**THE EXERCISE**. Identify all lines of the data containing the string "structured" and copy them.

[Stored records]
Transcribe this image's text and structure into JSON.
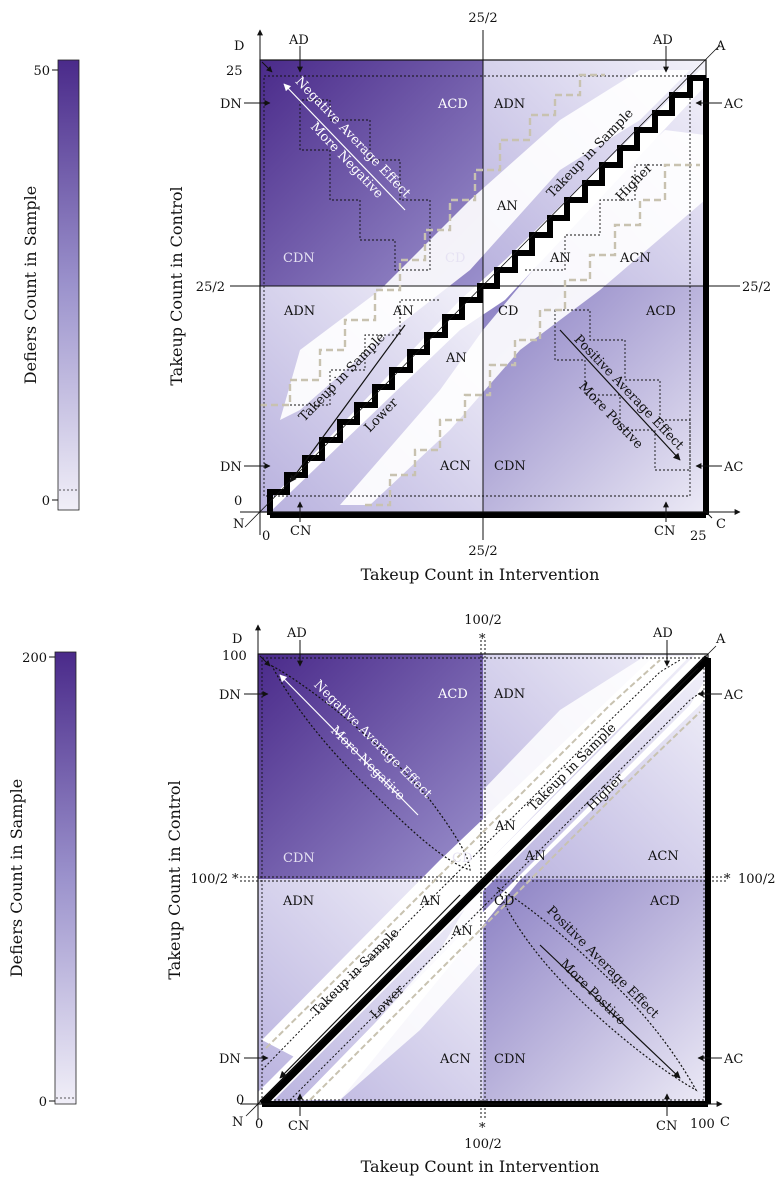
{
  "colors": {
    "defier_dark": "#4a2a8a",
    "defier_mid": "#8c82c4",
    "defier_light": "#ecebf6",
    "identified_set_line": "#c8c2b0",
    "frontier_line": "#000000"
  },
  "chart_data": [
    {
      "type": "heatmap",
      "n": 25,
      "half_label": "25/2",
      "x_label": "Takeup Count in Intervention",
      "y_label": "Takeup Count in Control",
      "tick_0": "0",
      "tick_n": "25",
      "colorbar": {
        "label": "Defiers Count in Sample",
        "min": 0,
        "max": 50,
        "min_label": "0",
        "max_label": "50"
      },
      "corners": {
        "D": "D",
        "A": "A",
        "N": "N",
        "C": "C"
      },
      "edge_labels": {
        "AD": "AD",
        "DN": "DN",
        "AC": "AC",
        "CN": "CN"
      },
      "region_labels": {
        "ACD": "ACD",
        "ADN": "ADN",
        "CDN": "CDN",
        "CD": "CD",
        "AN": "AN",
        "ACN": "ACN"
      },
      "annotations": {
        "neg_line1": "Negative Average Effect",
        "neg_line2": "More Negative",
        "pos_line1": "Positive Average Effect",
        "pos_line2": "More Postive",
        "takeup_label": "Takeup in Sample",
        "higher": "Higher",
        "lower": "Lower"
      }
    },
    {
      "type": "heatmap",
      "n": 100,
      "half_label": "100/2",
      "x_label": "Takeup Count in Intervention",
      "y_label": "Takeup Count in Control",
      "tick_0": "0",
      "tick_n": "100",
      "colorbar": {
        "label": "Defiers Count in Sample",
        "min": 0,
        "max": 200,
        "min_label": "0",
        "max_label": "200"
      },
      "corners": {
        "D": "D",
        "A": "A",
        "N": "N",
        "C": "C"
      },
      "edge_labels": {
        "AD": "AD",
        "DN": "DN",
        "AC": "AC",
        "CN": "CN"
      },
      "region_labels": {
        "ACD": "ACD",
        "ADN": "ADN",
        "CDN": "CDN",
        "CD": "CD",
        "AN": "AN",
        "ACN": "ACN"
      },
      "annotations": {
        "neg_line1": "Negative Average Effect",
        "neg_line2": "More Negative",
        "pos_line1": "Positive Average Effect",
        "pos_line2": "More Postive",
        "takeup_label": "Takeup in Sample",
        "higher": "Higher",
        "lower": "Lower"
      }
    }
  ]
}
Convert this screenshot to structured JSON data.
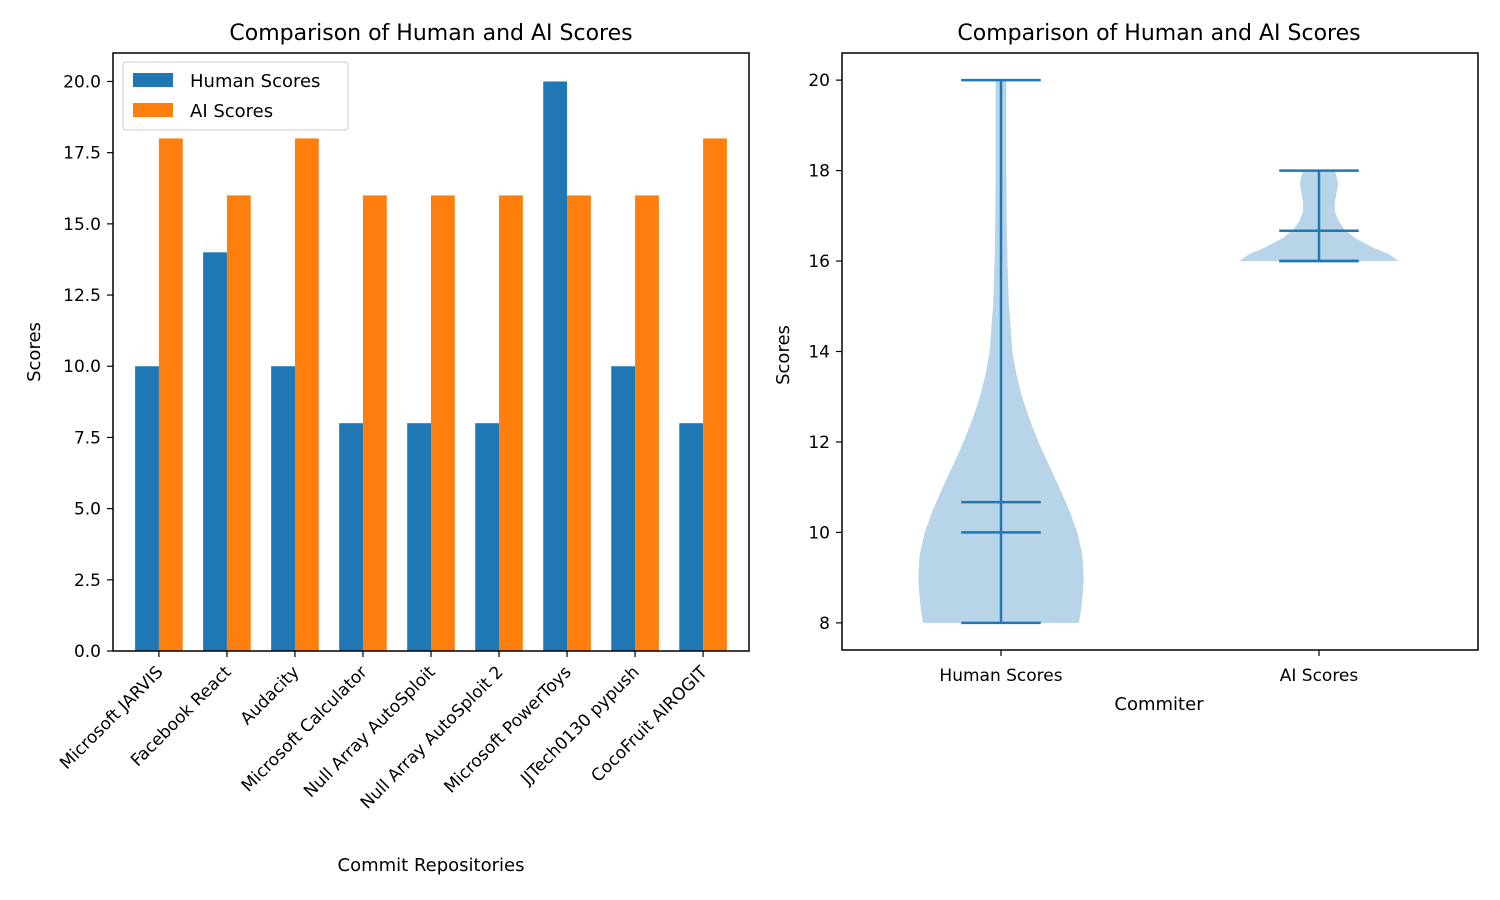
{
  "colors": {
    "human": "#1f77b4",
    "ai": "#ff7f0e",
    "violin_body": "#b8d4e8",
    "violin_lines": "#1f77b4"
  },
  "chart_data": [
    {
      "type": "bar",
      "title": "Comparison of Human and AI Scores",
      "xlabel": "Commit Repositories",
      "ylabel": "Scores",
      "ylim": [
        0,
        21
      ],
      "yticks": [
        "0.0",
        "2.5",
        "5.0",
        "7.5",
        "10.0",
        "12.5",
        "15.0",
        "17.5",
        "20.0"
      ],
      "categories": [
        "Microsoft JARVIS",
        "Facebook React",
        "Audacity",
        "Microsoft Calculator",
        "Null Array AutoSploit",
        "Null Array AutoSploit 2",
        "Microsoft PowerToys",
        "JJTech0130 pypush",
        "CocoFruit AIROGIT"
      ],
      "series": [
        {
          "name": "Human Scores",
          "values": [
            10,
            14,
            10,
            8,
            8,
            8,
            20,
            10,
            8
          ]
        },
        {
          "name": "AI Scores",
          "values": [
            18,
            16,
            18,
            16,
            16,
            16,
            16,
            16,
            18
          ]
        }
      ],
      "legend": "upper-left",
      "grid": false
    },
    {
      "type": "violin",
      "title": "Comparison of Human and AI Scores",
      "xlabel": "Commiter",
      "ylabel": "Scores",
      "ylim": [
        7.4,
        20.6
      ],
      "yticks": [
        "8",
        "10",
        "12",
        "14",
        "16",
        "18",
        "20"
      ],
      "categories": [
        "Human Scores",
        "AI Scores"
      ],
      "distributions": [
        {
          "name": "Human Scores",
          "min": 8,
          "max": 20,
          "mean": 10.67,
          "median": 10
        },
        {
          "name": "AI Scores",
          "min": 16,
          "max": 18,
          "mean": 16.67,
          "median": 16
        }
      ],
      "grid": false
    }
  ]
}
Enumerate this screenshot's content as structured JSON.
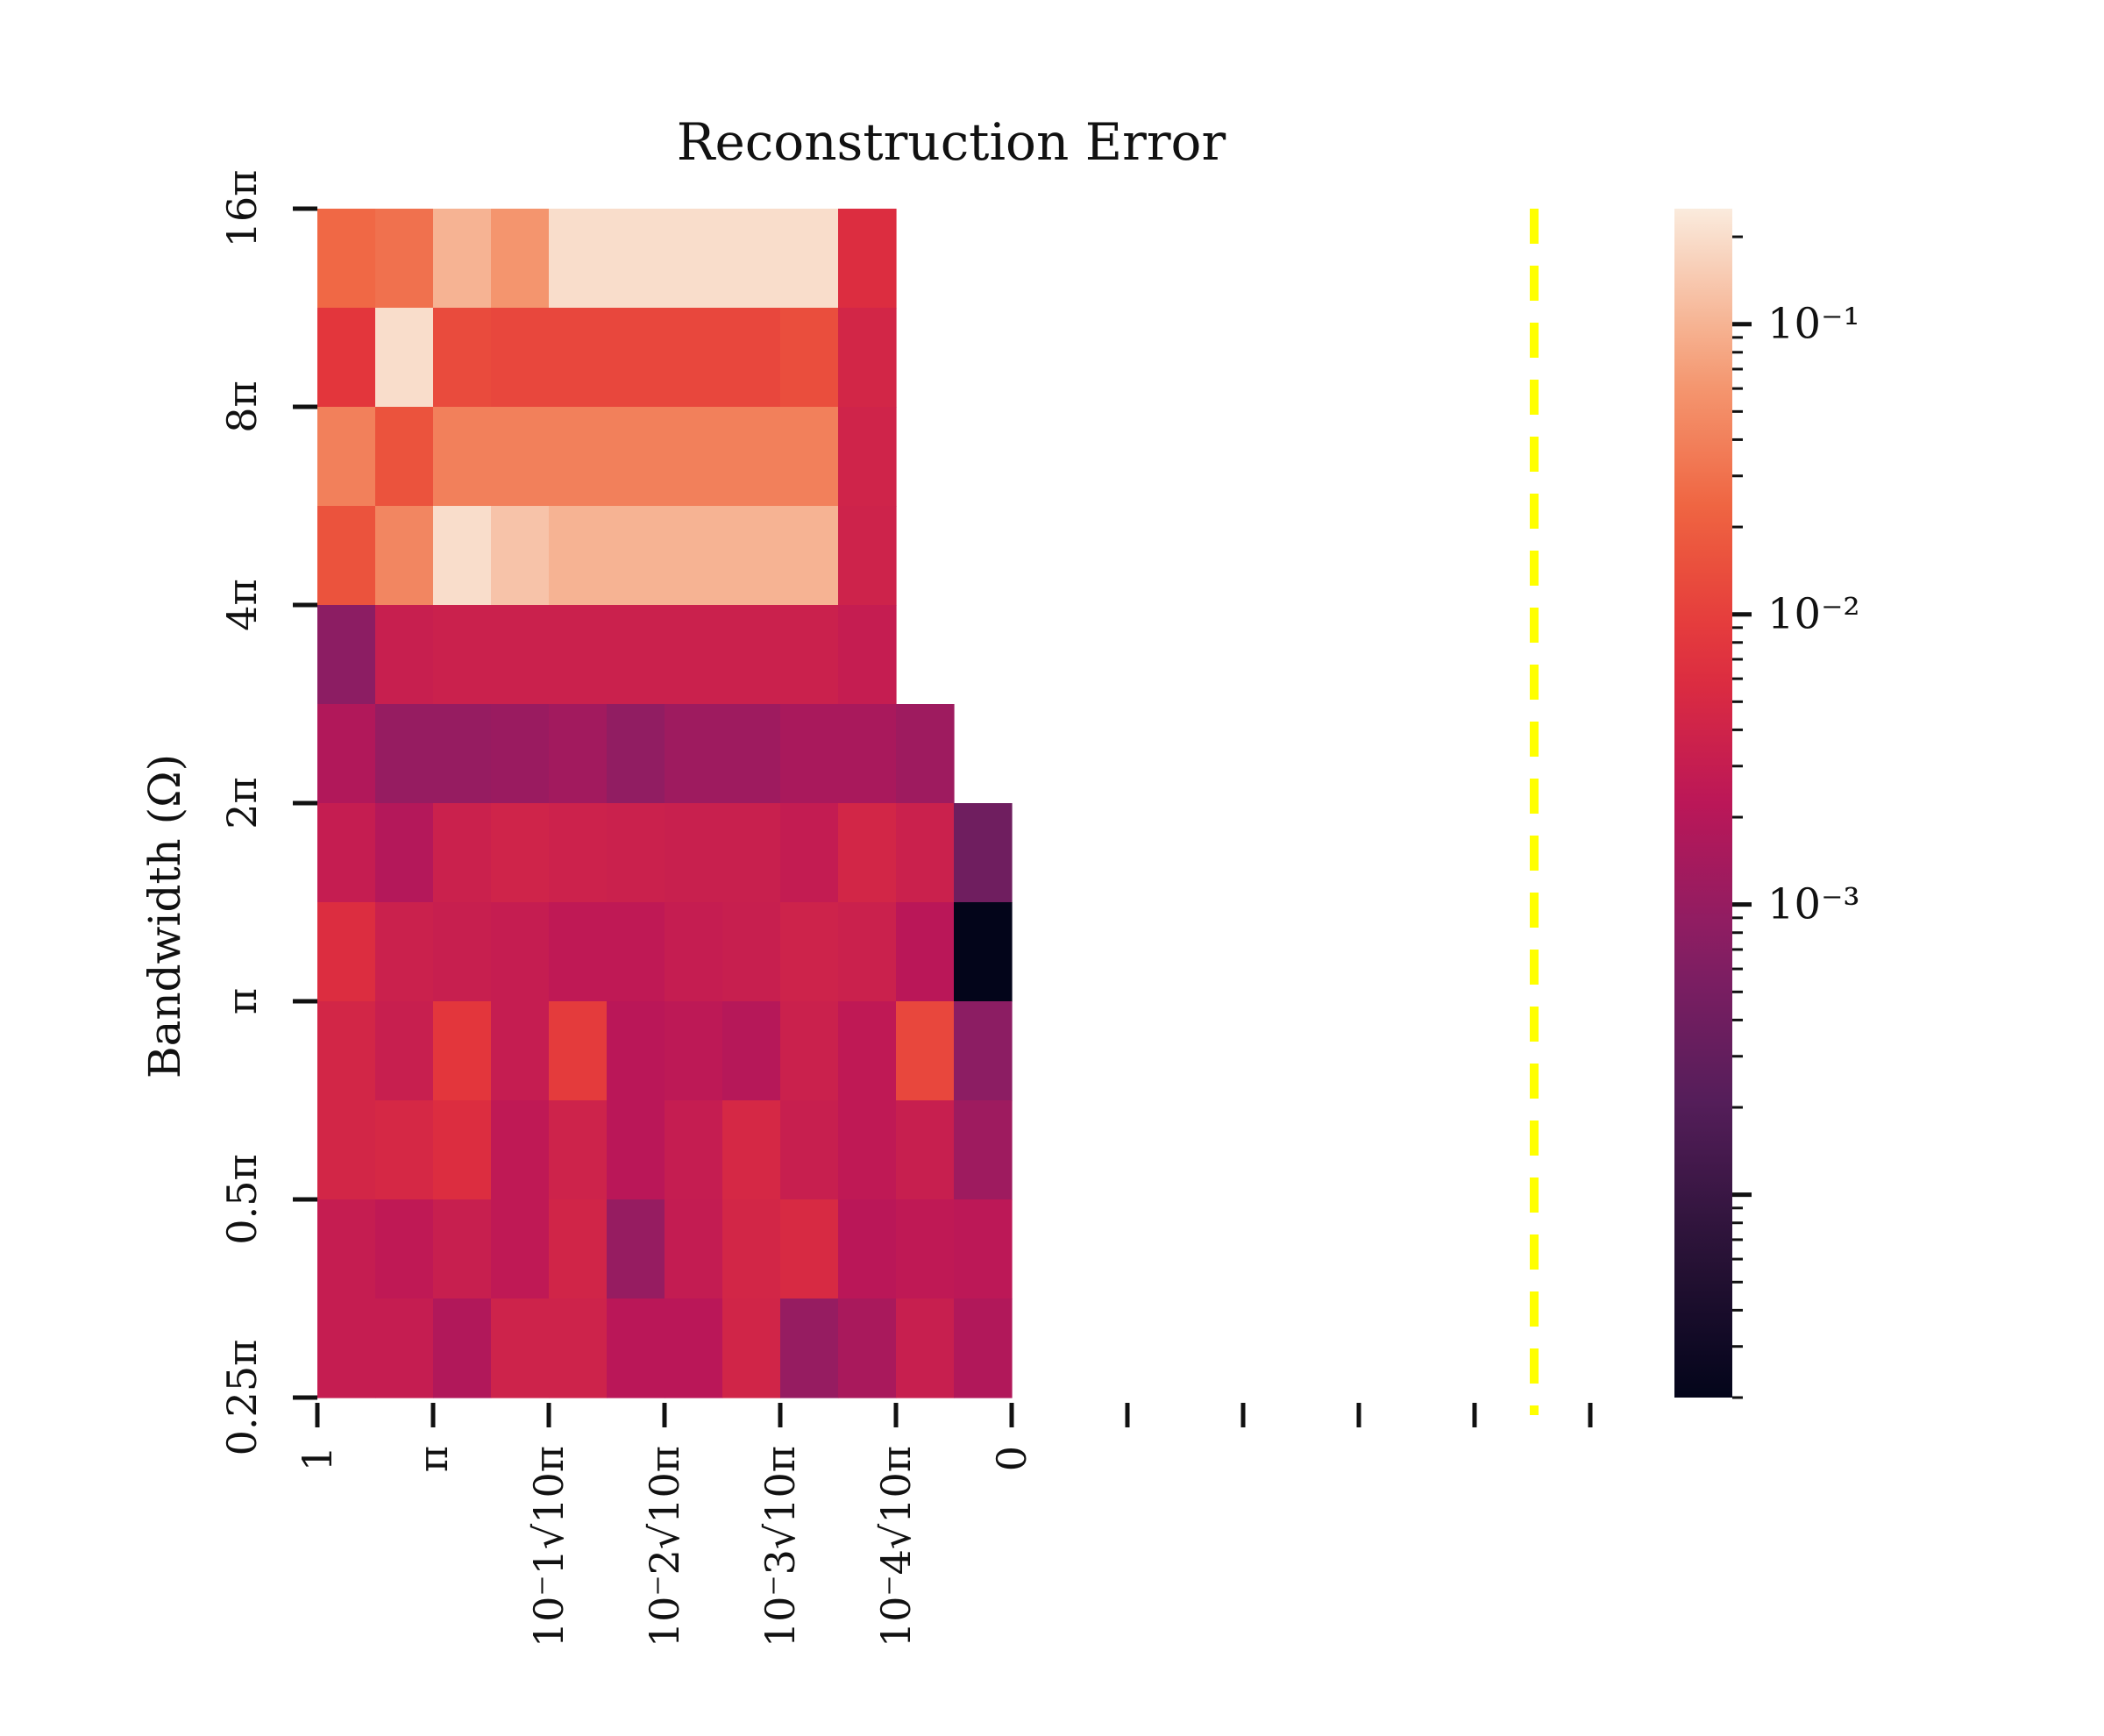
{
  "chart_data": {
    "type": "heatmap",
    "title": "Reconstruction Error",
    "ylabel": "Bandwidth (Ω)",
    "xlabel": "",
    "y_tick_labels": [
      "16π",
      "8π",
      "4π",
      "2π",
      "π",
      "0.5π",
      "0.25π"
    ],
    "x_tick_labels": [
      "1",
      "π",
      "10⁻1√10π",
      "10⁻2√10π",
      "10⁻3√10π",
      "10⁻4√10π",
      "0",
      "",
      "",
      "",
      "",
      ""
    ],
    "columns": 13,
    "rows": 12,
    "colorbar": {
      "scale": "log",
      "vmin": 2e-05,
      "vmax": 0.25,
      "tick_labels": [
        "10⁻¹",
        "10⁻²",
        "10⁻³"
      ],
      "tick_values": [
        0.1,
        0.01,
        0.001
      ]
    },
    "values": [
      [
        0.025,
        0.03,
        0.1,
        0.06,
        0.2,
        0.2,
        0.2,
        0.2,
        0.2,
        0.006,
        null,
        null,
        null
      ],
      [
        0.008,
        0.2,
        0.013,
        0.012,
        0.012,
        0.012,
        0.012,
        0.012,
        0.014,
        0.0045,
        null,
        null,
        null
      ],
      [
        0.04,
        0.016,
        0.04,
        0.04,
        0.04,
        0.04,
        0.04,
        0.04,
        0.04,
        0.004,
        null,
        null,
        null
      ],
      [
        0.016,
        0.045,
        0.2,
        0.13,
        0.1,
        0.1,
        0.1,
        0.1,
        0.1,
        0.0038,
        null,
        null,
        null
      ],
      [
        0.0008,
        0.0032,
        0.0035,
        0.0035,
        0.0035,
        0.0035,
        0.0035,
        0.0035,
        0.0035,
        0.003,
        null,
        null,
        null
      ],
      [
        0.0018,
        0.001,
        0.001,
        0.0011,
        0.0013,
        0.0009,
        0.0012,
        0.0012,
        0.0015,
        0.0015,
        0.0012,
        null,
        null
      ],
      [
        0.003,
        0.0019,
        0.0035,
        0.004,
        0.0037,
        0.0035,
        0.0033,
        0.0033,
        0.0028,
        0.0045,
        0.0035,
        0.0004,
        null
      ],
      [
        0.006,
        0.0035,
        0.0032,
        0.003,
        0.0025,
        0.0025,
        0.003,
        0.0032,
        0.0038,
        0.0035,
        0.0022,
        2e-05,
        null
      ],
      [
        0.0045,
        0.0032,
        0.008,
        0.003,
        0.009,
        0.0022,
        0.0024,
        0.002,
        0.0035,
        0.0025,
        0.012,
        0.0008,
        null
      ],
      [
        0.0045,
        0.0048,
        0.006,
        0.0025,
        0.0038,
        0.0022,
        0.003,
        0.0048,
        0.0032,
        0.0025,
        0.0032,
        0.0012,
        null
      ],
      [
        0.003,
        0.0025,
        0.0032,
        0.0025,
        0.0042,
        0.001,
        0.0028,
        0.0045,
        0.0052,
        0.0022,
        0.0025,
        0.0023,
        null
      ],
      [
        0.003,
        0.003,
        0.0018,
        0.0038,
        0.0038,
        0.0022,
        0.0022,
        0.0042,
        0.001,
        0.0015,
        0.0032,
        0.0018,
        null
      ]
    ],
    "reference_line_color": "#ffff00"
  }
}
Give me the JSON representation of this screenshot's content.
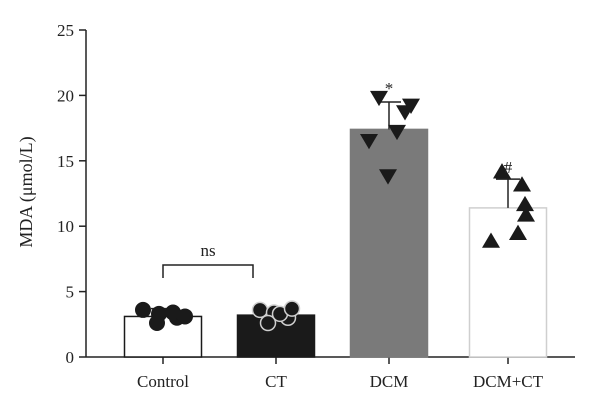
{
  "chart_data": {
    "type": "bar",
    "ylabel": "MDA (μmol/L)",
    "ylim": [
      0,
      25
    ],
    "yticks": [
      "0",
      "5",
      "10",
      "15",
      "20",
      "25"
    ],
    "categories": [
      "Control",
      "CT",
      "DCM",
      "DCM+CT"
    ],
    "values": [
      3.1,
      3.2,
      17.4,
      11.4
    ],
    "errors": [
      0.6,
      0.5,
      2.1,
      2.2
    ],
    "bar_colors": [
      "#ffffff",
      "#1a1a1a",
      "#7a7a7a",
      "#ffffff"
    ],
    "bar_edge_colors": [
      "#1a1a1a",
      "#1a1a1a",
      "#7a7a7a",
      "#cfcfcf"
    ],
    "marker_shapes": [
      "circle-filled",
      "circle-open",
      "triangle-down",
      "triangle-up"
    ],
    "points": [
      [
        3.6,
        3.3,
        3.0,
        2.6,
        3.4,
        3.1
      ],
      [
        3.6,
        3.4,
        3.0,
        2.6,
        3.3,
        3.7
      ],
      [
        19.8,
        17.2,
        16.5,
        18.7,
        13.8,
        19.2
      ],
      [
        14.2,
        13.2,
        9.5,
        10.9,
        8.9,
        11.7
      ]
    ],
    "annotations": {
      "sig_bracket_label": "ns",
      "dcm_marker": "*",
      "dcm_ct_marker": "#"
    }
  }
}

**FULL SOLUTION**.
Convert this screenshot to structured JSON data.
Enumerate this screenshot's content as structured JSON.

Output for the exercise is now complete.